Goal: Set down all of the data exactly as it appears.

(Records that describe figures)
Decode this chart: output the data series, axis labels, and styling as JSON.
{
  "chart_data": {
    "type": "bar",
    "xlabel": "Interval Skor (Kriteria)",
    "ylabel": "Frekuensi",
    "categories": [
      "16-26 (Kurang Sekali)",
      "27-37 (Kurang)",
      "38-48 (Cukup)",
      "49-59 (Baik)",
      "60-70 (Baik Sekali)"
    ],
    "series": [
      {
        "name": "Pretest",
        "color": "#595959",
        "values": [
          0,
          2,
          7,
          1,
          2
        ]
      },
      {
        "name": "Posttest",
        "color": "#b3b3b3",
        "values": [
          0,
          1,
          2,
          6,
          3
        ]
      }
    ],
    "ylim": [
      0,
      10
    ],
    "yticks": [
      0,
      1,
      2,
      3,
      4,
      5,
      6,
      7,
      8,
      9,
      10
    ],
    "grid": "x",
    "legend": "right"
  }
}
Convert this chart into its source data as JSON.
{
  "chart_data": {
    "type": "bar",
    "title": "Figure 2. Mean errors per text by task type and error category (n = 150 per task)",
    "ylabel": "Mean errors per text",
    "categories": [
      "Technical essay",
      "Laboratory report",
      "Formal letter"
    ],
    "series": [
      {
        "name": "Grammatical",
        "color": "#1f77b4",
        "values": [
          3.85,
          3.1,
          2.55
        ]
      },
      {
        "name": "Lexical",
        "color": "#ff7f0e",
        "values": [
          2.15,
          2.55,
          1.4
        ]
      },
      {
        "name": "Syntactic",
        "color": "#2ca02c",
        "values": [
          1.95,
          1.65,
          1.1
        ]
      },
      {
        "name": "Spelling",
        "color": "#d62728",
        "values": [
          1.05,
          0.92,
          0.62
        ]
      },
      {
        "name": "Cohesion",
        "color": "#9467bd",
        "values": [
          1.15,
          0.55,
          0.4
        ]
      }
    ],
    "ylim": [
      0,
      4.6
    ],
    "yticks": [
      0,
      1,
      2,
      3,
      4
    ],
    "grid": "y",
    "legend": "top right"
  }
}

Result of the exercise:
Decode this chart: output the data series, axis labels, and styling as JSON.
{
  "chart_data": {
    "type": "bar",
    "xlabel": "Interval Skor (Kriteria)",
    "ylabel": "Frekuensi",
    "categories": [
      "16-26 (Kurang Sekali)",
      "27-37 (Kurang)",
      "38-48 (Cukup)",
      "49-59 (Baik)",
      "60-70 (Baik Sekali)"
    ],
    "series": [
      {
        "name": "Pretest",
        "color": "#595959",
        "values": [
          0,
          2,
          7,
          1,
          2
        ]
      },
      {
        "name": "Posttest",
        "color": "#b3b3b3",
        "values": [
          0,
          1,
          2,
          6,
          3
        ]
      }
    ],
    "ylim": [
      0,
      10
    ],
    "yticks": [
      0,
      1,
      2,
      3,
      4,
      5,
      6,
      7,
      8,
      9,
      10
    ],
    "grid": "x",
    "legend": "right"
  }
}
Convert this chart into its source data as JSON.
{
  "chart_data": {
    "type": "bar",
    "title": "Figure 2. Mean errors per text by task type and error category (n = 150 per task)",
    "ylabel": "Mean errors per text",
    "categories": [
      "Technical essay",
      "Laboratory report",
      "Formal letter"
    ],
    "series": [
      {
        "name": "Grammatical",
        "color": "#1f77b4",
        "values": [
          3.85,
          3.1,
          2.55
        ]
      },
      {
        "name": "Lexical",
        "color": "#ff7f0e",
        "values": [
          2.15,
          2.55,
          1.4
        ]
      },
      {
        "name": "Syntactic",
        "color": "#2ca02c",
        "values": [
          1.95,
          1.65,
          1.1
        ]
      },
      {
        "name": "Spelling",
        "color": "#d62728",
        "values": [
          1.05,
          0.92,
          0.62
        ]
      },
      {
        "name": "Cohesion",
        "color": "#9467bd",
        "values": [
          1.15,
          0.55,
          0.4
        ]
      }
    ],
    "ylim": [
      0,
      4.6
    ],
    "yticks": [
      0,
      1,
      2,
      3,
      4
    ],
    "grid": "y",
    "legend": "top right"
  }
}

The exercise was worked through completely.